- **Exercise aim**: Report only how many lines hold the word "mode".

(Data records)
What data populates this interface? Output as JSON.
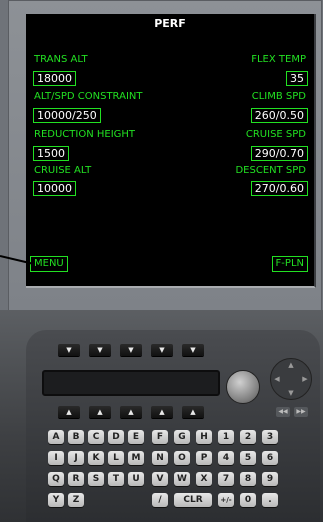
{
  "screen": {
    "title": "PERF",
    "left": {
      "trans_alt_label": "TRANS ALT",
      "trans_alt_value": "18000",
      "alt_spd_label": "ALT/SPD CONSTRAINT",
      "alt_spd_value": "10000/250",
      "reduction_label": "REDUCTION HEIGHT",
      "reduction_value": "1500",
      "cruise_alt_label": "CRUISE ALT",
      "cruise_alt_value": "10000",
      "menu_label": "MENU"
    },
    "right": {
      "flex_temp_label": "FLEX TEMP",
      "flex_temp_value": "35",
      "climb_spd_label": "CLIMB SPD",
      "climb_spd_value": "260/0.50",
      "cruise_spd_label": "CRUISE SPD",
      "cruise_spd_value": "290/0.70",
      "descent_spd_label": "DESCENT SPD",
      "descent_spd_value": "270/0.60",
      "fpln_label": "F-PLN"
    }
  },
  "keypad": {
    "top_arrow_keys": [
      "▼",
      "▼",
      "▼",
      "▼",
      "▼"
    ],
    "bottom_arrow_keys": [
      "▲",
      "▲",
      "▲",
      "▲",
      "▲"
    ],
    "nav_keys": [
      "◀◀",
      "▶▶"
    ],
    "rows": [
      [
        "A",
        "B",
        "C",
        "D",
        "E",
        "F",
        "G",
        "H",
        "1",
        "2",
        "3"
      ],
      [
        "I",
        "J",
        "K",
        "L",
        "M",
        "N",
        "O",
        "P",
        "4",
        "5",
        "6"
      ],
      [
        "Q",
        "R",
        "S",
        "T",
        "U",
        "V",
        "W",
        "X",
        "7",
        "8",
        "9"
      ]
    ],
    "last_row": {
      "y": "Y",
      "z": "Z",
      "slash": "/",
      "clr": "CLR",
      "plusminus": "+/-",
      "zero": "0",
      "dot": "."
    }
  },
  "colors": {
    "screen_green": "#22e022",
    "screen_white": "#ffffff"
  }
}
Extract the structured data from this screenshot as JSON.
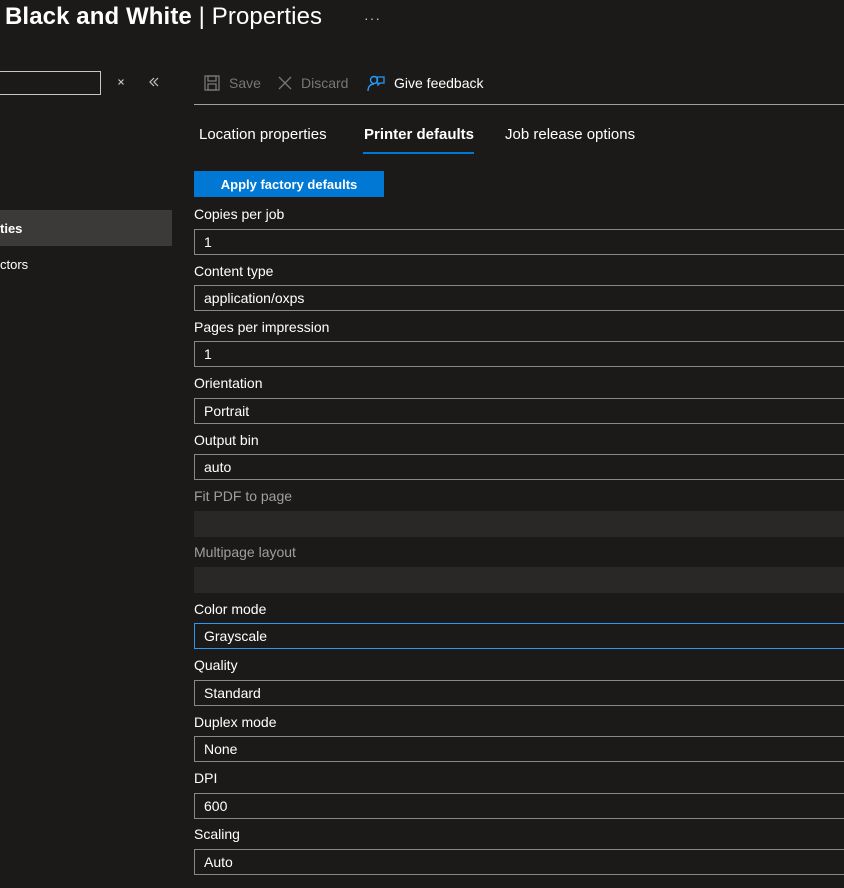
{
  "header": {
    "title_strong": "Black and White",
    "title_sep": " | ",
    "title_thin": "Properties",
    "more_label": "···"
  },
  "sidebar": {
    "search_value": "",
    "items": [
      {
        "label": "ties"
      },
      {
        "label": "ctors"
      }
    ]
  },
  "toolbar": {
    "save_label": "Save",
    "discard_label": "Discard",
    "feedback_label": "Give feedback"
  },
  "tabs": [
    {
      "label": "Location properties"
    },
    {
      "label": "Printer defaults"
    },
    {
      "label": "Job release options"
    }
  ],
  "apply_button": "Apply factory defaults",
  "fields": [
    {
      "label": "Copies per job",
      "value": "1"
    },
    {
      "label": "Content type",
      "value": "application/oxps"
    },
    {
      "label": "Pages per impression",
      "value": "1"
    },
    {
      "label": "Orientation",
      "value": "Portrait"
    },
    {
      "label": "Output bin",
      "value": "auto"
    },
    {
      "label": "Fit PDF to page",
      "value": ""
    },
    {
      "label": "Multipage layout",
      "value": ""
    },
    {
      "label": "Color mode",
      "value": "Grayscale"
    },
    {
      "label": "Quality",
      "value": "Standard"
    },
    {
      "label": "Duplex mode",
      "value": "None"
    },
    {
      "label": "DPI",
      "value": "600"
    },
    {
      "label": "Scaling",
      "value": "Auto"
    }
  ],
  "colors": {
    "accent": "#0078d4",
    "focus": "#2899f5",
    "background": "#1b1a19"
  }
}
* * *
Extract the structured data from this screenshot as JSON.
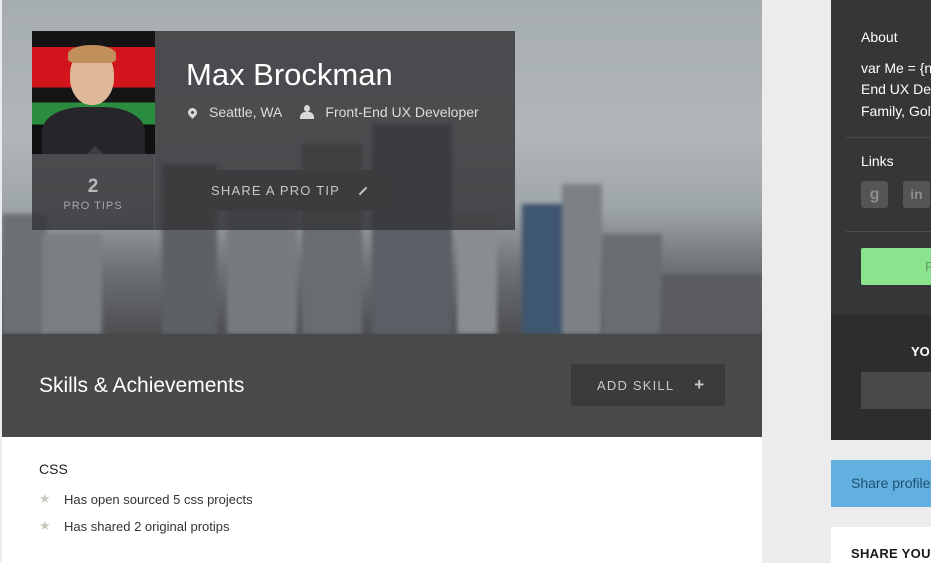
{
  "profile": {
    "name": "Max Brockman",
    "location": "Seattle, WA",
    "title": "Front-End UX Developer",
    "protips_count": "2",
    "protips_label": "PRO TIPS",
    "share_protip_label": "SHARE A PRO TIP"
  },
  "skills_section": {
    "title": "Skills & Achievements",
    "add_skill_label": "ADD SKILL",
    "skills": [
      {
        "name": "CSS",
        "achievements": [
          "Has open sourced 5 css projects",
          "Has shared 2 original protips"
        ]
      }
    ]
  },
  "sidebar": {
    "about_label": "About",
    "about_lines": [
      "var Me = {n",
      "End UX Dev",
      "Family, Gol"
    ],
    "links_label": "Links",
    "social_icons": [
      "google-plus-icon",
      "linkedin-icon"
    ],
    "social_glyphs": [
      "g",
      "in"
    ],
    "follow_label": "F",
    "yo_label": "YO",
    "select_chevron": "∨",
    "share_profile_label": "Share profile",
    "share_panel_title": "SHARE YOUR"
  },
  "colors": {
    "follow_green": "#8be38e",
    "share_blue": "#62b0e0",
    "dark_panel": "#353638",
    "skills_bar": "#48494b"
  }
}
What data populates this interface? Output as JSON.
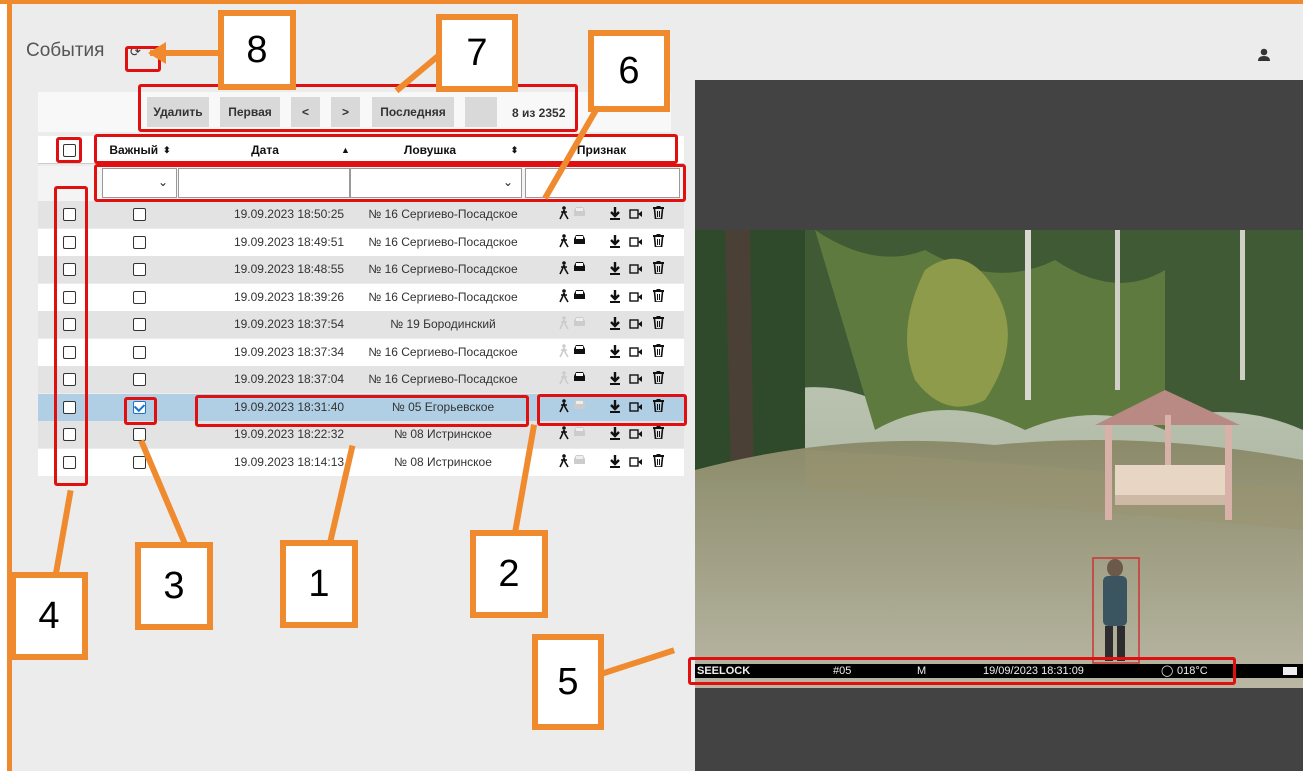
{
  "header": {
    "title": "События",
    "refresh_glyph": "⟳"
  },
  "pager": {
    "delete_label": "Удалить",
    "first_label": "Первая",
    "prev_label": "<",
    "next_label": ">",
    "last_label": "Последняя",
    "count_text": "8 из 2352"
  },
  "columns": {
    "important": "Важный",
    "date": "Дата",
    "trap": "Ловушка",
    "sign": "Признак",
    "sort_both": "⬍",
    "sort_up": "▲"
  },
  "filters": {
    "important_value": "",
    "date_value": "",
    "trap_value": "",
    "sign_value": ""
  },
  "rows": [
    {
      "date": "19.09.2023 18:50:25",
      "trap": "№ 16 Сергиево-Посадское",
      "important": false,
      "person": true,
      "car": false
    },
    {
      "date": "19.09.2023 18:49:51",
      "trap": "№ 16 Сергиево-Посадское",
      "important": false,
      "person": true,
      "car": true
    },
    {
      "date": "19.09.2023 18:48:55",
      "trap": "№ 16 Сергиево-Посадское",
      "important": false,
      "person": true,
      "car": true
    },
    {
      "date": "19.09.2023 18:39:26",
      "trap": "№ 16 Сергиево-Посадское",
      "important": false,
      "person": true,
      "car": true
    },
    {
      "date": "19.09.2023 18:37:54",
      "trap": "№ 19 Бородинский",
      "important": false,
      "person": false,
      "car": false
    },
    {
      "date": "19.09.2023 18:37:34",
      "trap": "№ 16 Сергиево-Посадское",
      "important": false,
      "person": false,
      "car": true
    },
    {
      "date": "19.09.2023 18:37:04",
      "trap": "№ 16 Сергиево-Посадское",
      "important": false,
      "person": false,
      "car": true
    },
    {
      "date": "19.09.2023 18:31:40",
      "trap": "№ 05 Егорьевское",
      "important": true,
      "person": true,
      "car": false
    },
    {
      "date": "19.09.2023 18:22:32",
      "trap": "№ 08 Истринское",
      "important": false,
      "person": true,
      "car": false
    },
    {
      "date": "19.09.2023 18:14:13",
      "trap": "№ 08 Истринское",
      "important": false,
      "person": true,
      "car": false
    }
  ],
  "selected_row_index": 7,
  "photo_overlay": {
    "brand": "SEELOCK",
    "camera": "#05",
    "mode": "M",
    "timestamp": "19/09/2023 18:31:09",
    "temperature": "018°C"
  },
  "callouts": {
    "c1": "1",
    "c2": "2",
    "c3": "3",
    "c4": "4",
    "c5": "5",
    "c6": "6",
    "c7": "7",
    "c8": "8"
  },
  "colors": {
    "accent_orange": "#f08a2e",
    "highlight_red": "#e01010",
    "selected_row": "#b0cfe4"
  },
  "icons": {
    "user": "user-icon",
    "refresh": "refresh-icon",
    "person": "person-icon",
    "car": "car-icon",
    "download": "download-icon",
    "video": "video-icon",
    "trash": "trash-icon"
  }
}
--
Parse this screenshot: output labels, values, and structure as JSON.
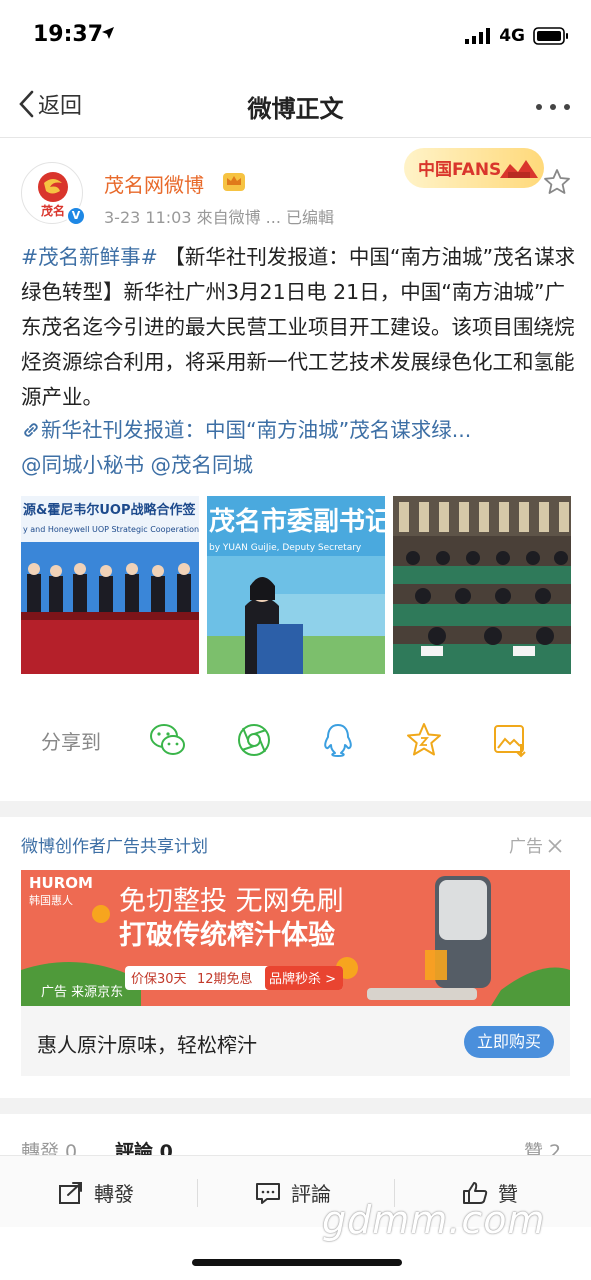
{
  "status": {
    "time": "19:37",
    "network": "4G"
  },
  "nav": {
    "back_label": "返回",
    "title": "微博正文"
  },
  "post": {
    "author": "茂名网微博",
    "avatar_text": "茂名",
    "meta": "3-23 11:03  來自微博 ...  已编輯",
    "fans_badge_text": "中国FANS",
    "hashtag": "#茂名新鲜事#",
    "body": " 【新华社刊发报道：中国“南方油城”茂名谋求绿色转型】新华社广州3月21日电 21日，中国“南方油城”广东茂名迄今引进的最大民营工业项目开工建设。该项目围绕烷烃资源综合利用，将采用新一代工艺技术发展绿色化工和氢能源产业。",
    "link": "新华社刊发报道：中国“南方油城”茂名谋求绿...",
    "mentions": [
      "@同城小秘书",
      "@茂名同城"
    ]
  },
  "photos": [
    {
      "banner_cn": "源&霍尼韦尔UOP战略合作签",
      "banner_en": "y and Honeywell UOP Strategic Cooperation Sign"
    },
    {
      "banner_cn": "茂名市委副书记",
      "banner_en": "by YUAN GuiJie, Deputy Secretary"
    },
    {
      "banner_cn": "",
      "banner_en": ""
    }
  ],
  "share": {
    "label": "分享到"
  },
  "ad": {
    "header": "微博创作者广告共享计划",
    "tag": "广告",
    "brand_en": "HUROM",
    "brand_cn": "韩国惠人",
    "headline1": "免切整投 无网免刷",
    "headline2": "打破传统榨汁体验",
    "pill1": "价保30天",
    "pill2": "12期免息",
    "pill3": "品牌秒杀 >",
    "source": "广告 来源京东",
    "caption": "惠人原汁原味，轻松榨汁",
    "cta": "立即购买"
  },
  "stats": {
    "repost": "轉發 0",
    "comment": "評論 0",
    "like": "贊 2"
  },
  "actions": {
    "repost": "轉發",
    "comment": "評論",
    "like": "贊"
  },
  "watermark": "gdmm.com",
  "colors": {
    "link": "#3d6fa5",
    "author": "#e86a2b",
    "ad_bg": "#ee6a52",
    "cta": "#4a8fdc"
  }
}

- **Reply**: 3